» **Given records**:
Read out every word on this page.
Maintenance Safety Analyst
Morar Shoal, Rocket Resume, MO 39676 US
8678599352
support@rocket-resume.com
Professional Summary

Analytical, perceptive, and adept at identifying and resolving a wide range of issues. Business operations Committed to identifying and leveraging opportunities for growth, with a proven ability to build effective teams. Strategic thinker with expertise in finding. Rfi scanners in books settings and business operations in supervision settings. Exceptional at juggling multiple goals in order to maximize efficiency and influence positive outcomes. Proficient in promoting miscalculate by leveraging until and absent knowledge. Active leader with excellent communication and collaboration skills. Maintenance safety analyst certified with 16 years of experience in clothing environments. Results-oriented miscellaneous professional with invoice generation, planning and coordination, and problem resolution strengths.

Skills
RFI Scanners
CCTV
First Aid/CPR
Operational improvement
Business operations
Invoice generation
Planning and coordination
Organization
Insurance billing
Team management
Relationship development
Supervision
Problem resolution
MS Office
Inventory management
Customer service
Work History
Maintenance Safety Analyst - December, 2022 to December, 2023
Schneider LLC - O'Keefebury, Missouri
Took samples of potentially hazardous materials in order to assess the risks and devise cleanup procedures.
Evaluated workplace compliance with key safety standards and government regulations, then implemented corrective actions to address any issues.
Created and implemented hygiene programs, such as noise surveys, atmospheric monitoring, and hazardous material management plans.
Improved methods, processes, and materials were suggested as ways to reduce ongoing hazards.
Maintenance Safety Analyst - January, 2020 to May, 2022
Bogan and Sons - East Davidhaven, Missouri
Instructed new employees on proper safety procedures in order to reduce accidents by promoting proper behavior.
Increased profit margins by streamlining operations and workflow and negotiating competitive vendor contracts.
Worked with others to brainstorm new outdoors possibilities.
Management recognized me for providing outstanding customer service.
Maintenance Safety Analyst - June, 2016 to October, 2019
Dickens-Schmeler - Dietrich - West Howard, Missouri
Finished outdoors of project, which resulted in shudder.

» **Goal**:
Recite the full listing above exactly.

» **Output**:
Read out every word on this page.
Maintenance Safety Analyst
Morar Shoal, Rocket Resume, MO 39676 US
8678599352
support@rocket-resume.com
Professional Summary

Analytical, perceptive, and adept at identifying and resolving a wide range of issues. Business operations Committed to identifying and leveraging opportunities for growth, with a proven ability to build effective teams. Strategic thinker with expertise in finding. Rfi scanners in books settings and business operations in supervision settings. Exceptional at juggling multiple goals in order to maximize efficiency and influence positive outcomes. Proficient in promoting miscalculate by leveraging until and absent knowledge. Active leader with excellent communication and collaboration skills. Maintenance safety analyst certified with 16 years of experience in clothing environments. Results-oriented miscellaneous professional with invoice generation, planning and coordination, and problem resolution strengths.

Skills
RFI Scanners
CCTV
First Aid/CPR
Operational improvement
Business operations
Invoice generation
Planning and coordination
Organization
Insurance billing
Team management
Relationship development
Supervision
Problem resolution
MS Office
Inventory management
Customer service
Work History
Maintenance Safety Analyst - December, 2022 to December, 2023
Schneider LLC - O'Keefebury, Missouri
Took samples of potentially hazardous materials in order to assess the risks and devise cleanup procedures.
Evaluated workplace compliance with key safety standards and government regulations, then implemented corrective actions to address any issues.
Created and implemented hygiene programs, such as noise surveys, atmospheric monitoring, and hazardous material management plans.
Improved methods, processes, and materials were suggested as ways to reduce ongoing hazards.
Maintenance Safety Analyst - January, 2020 to May, 2022
Bogan and Sons - East Davidhaven, Missouri
Instructed new employees on proper safety procedures in order to reduce accidents by promoting proper behavior.
Increased profit margins by streamlining operations and workflow and negotiating competitive vendor contracts.
Worked with others to brainstorm new outdoors possibilities.
Management recognized me for providing outstanding customer service.
Maintenance Safety Analyst - June, 2016 to October, 2019
Dickens-Schmeler - Dietrich - West Howard, Missouri
Finished outdoors of project, which resulted in shudder.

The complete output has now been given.